### Stated task
Go through the entries below and retype them exactly, omitting each picture.

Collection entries
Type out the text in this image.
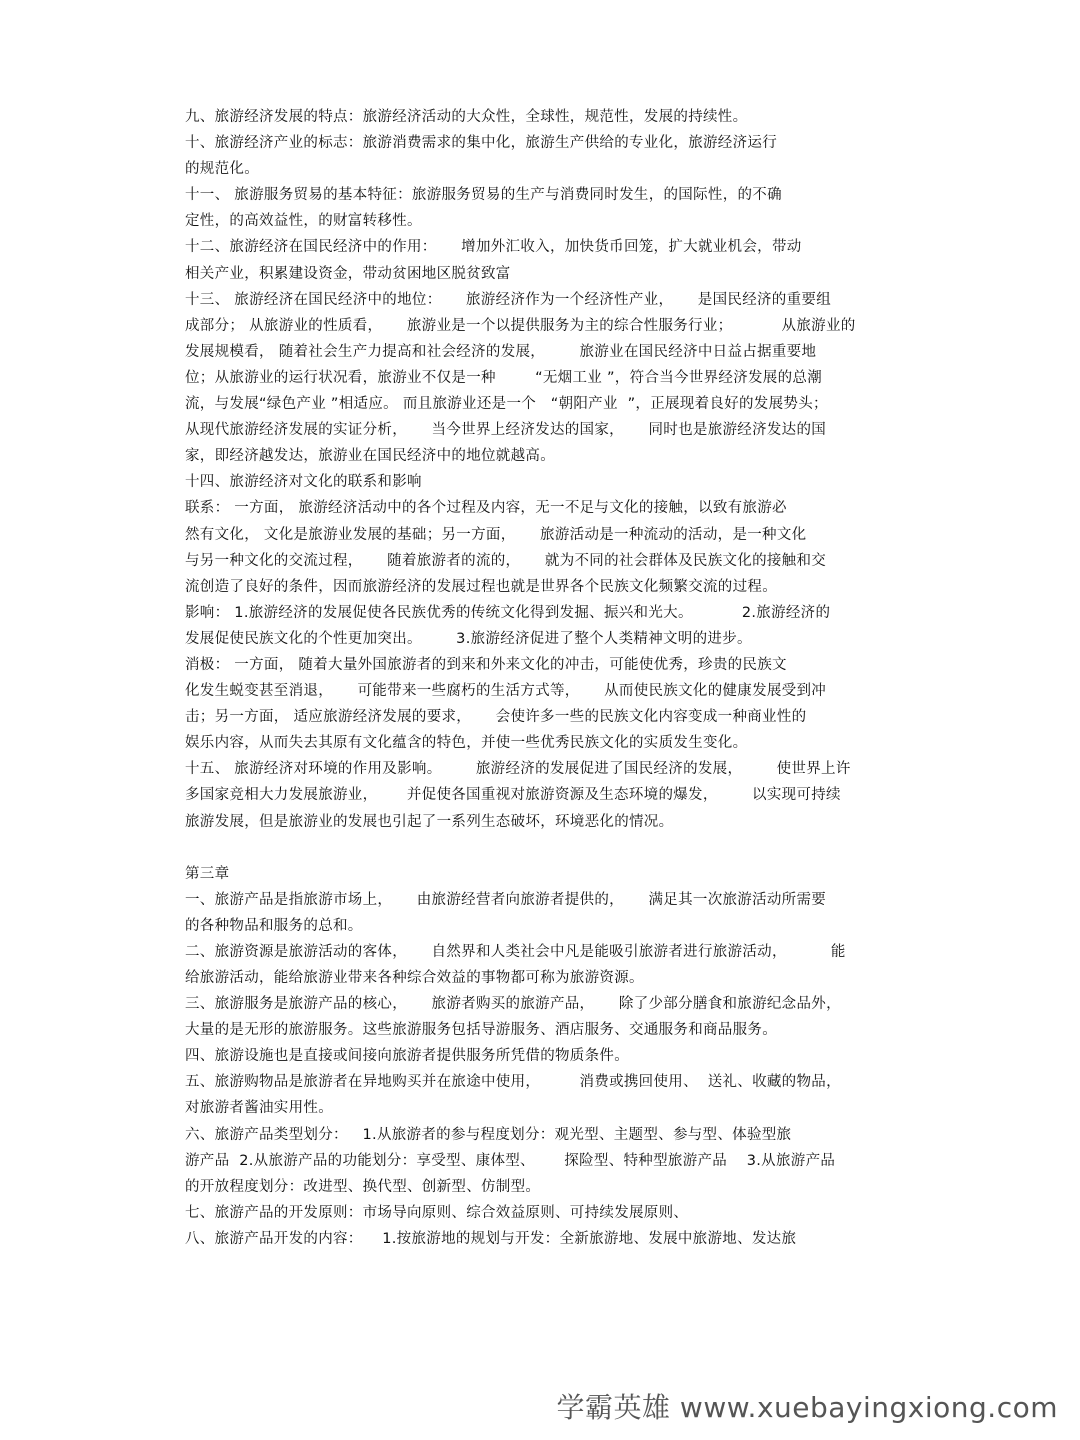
九、旅游经济发展的特点：旅游经济活动的大众性，全球性，规范性，发展的持续性。
十、旅游经济产业的标志：旅游消费需求的集中化，旅游生产供给的专业化，旅游经济运行
的规范化。
十一、 旅游服务贸易的基本特征：旅游服务贸易的生产与消费同时发生，的国际性，的不确
定性，的高效益性，的财富转移性。
十二、旅游经济在国民经济中的作用：     增加外汇收入，加快货币回笼，扩大就业机会，带动
相关产业，积累建设资金，带动贫困地区脱贫致富
十三、 旅游经济在国民经济中的地位：     旅游经济作为一个经济性产业，     是国民经济的重要组
成部分； 从旅游业的性质看，     旅游业是一个以提供服务为主的综合性服务行业；          从旅游业的
发展规模看， 随着社会生产力提高和社会经济的发展，       旅游业在国民经济中日益占据重要地
位；从旅游业的运行状况看，旅游业不仅是一种        “无烟工业 ”，符合当今世界经济发展的总潮
流，与发展“绿色产业 ”相适应。 而且旅游业还是一个   “朝阳产业  ”，正展现着良好的发展势头；
从现代旅游经济发展的实证分析，     当今世界上经济发达的国家，     同时也是旅游经济发达的国
家，即经济越发达，旅游业在国民经济中的地位就越高。
十四、旅游经济对文化的联系和影响
联系： 一方面， 旅游经济活动中的各个过程及内容，无一不足与文化的接触，以致有旅游必
然有文化， 文化是旅游业发展的基础；另一方面，     旅游活动是一种流动的活动，是一种文化
与另一种文化的交流过程，     随着旅游者的流的，     就为不同的社会群体及民族文化的接触和交
流创造了良好的条件，因而旅游经济的发展过程也就是世界各个民族文化频繁交流的过程。
影响： 1.旅游经济的发展促使各民族优秀的传统文化得到发掘、振兴和光大。          2.旅游经济的
发展促使民族文化的个性更加突出。       3.旅游经济促进了整个人类精神文明的进步。
消极： 一方面， 随着大量外国旅游者的到来和外来文化的冲击，可能使优秀，珍贵的民族文
化发生蜕变甚至消退，     可能带来一些腐朽的生活方式等，     从而使民族文化的健康发展受到冲
击；另一方面， 适应旅游经济发展的要求，     会使许多一些的民族文化内容变成一种商业性的
娱乐内容，从而失去其原有文化蕴含的特色，并使一些优秀民族文化的实质发生变化。
十五、 旅游经济对环境的作用及影响。       旅游经济的发展促进了国民经济的发展，       使世界上许
多国家竞相大力发展旅游业，      并促使各国重视对旅游资源及生态环境的爆发，       以实现可持续
旅游发展，但是旅游业的发展也引起了一系列生态破坏，环境恶化的情况。
第三章
一、旅游产品是指旅游市场上，     由旅游经营者向旅游者提供的，     满足其一次旅游活动所需要
的各种物品和服务的总和。
二、旅游资源是旅游活动的客体，     自然界和人类社会中凡是能吸引旅游者进行旅游活动，         能
给旅游活动，能给旅游业带来各种综合效益的事物都可称为旅游资源。
三、旅游服务是旅游产品的核心，     旅游者购买的旅游产品，     除了少部分膳食和旅游纪念品外，
大量的是无形的旅游服务。这些旅游服务包括导游服务、酒店服务、交通服务和商品服务。
四、旅游设施也是直接或间接向旅游者提供服务所凭借的物质条件。
五、旅游购物品是旅游者在异地购买并在旅途中使用，        消费或携回使用、  送礼、收藏的物品，
对旅游者酱油实用性。
六、旅游产品类型划分：   1.从旅游者的参与程度划分：观光型、主题型、参与型、体验型旅
游产品  2.从旅游产品的功能划分：享受型、康体型、      探险型、特种型旅游产品    3.从旅游产品
的开放程度划分：改进型、换代型、创新型、仿制型。
七、旅游产品的开发原则：市场导向原则、综合效益原则、可持续发展原则、
八、旅游产品开发的内容：    1.按旅游地的规划与开发：全新旅游地、发展中旅游地、发达旅
学霸英雄 www.xuebayingxiong.com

### Response to the exercise
Type out the text in this image.
九、旅游经济发展的特点：旅游经济活动的大众性，全球性，规范性，发展的持续性。
十、旅游经济产业的标志：旅游消费需求的集中化，旅游生产供给的专业化，旅游经济运行
的规范化。
十一、 旅游服务贸易的基本特征：旅游服务贸易的生产与消费同时发生，的国际性，的不确
定性，的高效益性，的财富转移性。
十二、旅游经济在国民经济中的作用：     增加外汇收入，加快货币回笼，扩大就业机会，带动
相关产业，积累建设资金，带动贫困地区脱贫致富
十三、 旅游经济在国民经济中的地位：     旅游经济作为一个经济性产业，     是国民经济的重要组
成部分； 从旅游业的性质看，     旅游业是一个以提供服务为主的综合性服务行业；          从旅游业的
发展规模看， 随着社会生产力提高和社会经济的发展，       旅游业在国民经济中日益占据重要地
位；从旅游业的运行状况看，旅游业不仅是一种        “无烟工业 ”，符合当今世界经济发展的总潮
流，与发展“绿色产业 ”相适应。 而且旅游业还是一个   “朝阳产业  ”，正展现着良好的发展势头；
从现代旅游经济发展的实证分析，     当今世界上经济发达的国家，     同时也是旅游经济发达的国
家，即经济越发达，旅游业在国民经济中的地位就越高。
十四、旅游经济对文化的联系和影响
联系： 一方面， 旅游经济活动中的各个过程及内容，无一不足与文化的接触，以致有旅游必
然有文化， 文化是旅游业发展的基础；另一方面，     旅游活动是一种流动的活动，是一种文化
与另一种文化的交流过程，     随着旅游者的流的，     就为不同的社会群体及民族文化的接触和交
流创造了良好的条件，因而旅游经济的发展过程也就是世界各个民族文化频繁交流的过程。
影响： 1.旅游经济的发展促使各民族优秀的传统文化得到发掘、振兴和光大。          2.旅游经济的
发展促使民族文化的个性更加突出。       3.旅游经济促进了整个人类精神文明的进步。
消极： 一方面， 随着大量外国旅游者的到来和外来文化的冲击，可能使优秀，珍贵的民族文
化发生蜕变甚至消退，     可能带来一些腐朽的生活方式等，     从而使民族文化的健康发展受到冲
击；另一方面， 适应旅游经济发展的要求，     会使许多一些的民族文化内容变成一种商业性的
娱乐内容，从而失去其原有文化蕴含的特色，并使一些优秀民族文化的实质发生变化。
十五、 旅游经济对环境的作用及影响。       旅游经济的发展促进了国民经济的发展，       使世界上许
多国家竞相大力发展旅游业，      并促使各国重视对旅游资源及生态环境的爆发，       以实现可持续
旅游发展，但是旅游业的发展也引起了一系列生态破坏，环境恶化的情况。
第三章
一、旅游产品是指旅游市场上，     由旅游经营者向旅游者提供的，     满足其一次旅游活动所需要
的各种物品和服务的总和。
二、旅游资源是旅游活动的客体，     自然界和人类社会中凡是能吸引旅游者进行旅游活动，         能
给旅游活动，能给旅游业带来各种综合效益的事物都可称为旅游资源。
三、旅游服务是旅游产品的核心，     旅游者购买的旅游产品，     除了少部分膳食和旅游纪念品外，
大量的是无形的旅游服务。这些旅游服务包括导游服务、酒店服务、交通服务和商品服务。
四、旅游设施也是直接或间接向旅游者提供服务所凭借的物质条件。
五、旅游购物品是旅游者在异地购买并在旅途中使用，        消费或携回使用、  送礼、收藏的物品，
对旅游者酱油实用性。
六、旅游产品类型划分：   1.从旅游者的参与程度划分：观光型、主题型、参与型、体验型旅
游产品  2.从旅游产品的功能划分：享受型、康体型、      探险型、特种型旅游产品    3.从旅游产品
的开放程度划分：改进型、换代型、创新型、仿制型。
七、旅游产品的开发原则：市场导向原则、综合效益原则、可持续发展原则、
八、旅游产品开发的内容：    1.按旅游地的规划与开发：全新旅游地、发展中旅游地、发达旅
学霸英雄 www.xuebayingxiong.com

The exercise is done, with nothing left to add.